COURS HUIS CLOS SCÈNE 3
COURS HUIS CLOS SCÈNE 3
Rappel Sartre philosophe, homme d’action et de combat, engagé, Existentialiste athée.
Huis clos, censé se passer en enfer (allégorie). 1 seul acte mais 5 scènes dont la dernière interminable.
Scène 3 : jusqu’à présent nous avons découvert le seul homme du trio infernal, Garcin (discutant avec le Garçon d’hôtel). Dans la scène 2, il est resté tout seul. Nous en sommes donc là la scène 3, où la situation va évoluer avec l’arrivée d’une nouvelle venue, Ines.
Pbématique : En quoi l’arrivée d’Ines va-t-elle modifier pour les spectateurs la situation ?
Plan :
- I) Une nouvelle venue :
- A) Ines :
– Donne immédiatement l’impression de n’être pas commode (silence agacé avec le garçon ; agressivité envers Garcin, sur son tic, réponse sèche sur la politesse, sur « Mademoiselle », sa première réplique insistante et interrogative, quasi inquisitrice : « Je vous demande où est Florence ?»).
– En revanche, témoigne d’une incroyable intuition (que Garcin a peur, et que son tic cache quelque chose ; que « la peur c’était bon avant » et qu’elle ne sert à rien, maintenant qu’ils sont morts).
– Lucide ou réaliste : A tout de suite compris que sa souffrance ce pouvait être « la torture par l’absence » et donc une torture morale, non physique comme le croyait G, pourtant homme de lettres et donc intellectuel rationaliste. De même, ne se fait pas d’illusion sur sa présence en ces lieux ; sait ce qu’elle a fait (« je me suis regardé dans la glace » : sens figuré). Donc personnage réaliste.

» **CONSIGNE**: Reproduisez à l'identique un passage du cours sur la scène 3 de Huis clos. Partez des mots « Pbématique : En » et arrêtez-vous après « qu’ils sont morts). ».

» **DONNÉES ENREGISTRÉES**:
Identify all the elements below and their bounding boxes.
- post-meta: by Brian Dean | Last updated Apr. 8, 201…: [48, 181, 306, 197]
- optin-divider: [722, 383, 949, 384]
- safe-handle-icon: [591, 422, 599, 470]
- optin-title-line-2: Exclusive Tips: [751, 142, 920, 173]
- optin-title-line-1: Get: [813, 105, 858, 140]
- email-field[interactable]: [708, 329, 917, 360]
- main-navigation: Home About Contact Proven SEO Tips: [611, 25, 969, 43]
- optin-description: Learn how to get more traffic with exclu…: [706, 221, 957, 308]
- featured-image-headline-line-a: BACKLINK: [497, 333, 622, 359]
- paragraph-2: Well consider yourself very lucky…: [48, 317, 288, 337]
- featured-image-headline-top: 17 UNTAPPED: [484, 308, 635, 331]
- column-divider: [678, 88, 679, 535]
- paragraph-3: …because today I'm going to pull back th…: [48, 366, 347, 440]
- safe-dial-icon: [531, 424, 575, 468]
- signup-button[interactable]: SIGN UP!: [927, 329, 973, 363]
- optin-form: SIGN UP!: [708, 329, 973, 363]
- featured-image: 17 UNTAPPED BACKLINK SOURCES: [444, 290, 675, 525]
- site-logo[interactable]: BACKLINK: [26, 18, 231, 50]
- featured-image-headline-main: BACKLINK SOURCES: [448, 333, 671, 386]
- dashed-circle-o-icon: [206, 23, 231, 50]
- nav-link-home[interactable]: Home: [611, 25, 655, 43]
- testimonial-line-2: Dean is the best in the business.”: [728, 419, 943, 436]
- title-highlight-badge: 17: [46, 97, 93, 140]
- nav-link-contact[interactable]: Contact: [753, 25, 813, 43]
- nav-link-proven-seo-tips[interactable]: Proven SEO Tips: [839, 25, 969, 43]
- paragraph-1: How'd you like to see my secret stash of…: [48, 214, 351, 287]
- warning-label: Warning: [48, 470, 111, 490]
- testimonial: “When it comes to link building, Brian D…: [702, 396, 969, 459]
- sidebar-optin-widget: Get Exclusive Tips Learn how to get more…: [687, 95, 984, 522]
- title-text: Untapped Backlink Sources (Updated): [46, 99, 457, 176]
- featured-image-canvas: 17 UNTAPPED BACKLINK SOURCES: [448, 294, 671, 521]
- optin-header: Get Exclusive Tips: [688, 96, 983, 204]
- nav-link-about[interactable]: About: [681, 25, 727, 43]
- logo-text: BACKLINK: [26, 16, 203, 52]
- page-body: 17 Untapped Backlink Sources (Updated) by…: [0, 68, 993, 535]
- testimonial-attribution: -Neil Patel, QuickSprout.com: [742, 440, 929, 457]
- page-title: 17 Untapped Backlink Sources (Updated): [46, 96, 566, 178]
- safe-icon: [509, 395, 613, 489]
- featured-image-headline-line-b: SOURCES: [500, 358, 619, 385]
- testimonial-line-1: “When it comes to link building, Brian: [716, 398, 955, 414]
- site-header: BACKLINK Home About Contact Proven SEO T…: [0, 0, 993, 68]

» **RÉPONSE FINALE**:
Pbématique : En quoi l’arrivée d’Ines va-t-elle modifier pour les spectateurs la situation ?
Plan :
- I) Une nouvelle venue :
- A) Ines :
– Donne immédiatement l’impression de n’être pas commode (silence agacé avec le garçon ; agressivité envers Garcin, sur son tic, réponse sèche sur la politesse, sur « Mademoiselle », sa première réplique insistante et interrogative, quasi inquisitrice : « Je vous demande où est Florence ?»).
– En revanche, témoigne d’une incroyable intuition (que Garcin a peur, et que son tic cache quelque chose ; que « la peur c’était bon avant » et qu’elle ne sert à rien, maintenant qu’ils sont morts).